## What is being asked
Locate the word "toán" in the entries below, then gather every line that holds it.

## Excerpt from a dataset
[START]
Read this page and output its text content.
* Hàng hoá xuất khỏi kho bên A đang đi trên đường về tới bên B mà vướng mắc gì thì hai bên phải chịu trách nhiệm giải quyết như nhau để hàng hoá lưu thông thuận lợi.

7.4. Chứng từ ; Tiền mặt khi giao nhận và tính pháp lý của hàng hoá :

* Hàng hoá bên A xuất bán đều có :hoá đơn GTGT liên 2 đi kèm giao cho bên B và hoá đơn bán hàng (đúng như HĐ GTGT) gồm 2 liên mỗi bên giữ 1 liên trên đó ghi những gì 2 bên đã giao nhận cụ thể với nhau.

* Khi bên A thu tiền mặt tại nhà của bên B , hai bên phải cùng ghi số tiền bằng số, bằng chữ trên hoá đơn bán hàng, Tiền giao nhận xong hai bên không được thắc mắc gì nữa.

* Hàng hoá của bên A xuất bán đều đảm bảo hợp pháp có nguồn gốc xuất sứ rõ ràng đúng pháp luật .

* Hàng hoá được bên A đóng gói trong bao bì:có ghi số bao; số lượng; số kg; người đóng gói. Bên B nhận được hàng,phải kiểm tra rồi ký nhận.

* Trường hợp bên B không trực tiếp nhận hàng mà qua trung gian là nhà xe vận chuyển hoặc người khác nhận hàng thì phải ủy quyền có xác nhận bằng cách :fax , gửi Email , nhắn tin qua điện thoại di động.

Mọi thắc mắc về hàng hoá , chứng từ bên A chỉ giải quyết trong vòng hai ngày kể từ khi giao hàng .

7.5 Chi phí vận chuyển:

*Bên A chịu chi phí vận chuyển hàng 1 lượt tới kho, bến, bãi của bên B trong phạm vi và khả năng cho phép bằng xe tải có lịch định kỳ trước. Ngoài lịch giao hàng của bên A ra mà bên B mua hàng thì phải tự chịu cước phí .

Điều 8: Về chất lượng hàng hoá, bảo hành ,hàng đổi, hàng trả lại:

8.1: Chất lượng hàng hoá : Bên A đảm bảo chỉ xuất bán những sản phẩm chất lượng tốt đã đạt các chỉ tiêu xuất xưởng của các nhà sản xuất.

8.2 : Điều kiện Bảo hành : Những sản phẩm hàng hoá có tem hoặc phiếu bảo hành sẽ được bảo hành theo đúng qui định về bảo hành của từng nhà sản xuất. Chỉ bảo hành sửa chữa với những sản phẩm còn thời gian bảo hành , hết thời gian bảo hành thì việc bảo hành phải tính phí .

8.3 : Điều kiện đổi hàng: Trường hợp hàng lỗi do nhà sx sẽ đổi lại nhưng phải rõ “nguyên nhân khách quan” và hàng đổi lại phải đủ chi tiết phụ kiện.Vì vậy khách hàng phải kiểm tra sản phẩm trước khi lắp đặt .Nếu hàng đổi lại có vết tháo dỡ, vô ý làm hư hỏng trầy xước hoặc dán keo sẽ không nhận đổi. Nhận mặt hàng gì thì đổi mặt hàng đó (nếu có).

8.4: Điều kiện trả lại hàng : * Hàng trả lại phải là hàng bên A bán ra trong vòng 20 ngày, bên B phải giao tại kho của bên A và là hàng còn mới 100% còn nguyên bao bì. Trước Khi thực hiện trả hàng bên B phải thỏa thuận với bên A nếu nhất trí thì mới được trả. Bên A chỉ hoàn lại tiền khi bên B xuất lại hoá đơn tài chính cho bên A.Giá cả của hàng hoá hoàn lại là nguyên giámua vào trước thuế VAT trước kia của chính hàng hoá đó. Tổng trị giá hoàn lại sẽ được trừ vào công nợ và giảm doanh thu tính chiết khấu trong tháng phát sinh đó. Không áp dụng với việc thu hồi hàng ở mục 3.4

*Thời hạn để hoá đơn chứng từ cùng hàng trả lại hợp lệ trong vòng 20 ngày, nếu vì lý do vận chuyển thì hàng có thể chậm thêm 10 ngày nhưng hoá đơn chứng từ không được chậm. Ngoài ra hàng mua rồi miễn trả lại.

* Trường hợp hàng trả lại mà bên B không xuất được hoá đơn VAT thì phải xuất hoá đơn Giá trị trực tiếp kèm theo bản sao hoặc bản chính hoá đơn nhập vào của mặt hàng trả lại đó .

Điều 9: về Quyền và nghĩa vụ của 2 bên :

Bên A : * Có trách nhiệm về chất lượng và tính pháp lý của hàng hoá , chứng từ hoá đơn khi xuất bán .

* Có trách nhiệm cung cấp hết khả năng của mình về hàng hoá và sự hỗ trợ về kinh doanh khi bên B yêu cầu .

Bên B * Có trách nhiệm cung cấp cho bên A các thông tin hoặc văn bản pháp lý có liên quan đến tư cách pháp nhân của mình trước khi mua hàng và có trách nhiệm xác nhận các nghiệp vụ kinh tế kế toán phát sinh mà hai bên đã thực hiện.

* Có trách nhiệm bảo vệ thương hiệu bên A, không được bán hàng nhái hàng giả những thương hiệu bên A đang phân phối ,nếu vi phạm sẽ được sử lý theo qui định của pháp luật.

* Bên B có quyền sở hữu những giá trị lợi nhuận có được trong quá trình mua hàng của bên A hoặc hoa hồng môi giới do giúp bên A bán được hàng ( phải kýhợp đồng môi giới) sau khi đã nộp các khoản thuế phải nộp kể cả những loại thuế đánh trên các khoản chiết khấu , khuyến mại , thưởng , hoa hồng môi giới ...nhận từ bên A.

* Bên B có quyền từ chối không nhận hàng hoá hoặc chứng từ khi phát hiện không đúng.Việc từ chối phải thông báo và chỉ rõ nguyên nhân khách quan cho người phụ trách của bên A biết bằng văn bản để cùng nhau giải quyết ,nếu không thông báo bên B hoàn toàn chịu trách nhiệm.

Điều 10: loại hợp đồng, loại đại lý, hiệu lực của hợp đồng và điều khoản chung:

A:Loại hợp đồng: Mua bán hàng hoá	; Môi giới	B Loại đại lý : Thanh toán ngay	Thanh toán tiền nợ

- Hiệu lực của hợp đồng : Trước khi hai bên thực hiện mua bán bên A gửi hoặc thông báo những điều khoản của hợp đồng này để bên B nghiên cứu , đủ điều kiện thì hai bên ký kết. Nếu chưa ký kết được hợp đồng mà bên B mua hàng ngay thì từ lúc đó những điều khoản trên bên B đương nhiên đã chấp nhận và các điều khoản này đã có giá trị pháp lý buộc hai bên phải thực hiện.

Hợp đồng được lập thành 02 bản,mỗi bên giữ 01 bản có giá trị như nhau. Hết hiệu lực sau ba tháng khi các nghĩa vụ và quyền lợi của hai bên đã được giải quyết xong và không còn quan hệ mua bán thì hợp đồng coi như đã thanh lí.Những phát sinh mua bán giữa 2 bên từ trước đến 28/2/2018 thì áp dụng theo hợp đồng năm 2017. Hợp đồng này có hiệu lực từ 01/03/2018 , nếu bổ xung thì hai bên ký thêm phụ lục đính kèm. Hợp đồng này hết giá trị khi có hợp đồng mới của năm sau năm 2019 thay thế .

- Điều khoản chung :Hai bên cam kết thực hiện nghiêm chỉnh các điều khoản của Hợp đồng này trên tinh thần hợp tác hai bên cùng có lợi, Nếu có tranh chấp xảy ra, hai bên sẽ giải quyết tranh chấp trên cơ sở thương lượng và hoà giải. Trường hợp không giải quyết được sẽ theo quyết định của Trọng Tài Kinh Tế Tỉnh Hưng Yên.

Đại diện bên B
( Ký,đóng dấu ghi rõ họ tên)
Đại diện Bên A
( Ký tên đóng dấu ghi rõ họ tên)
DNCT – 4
[END]
## Task output
Bên B * Có trách nhiệm cung cấp cho bên A các thông tin hoặc văn bản pháp lý có liên quan đến tư cách pháp nhân của mình trước khi mua hàng và có trách nhiệm xác nhận các nghiệp vụ kinh tế kế toán phát sinh mà hai bên đã thực hiện.
A:Loại hợp đồng: Mua bán hàng hoá	; Môi giới	B Loại đại lý : Thanh toán ngay	Thanh toán tiền nợ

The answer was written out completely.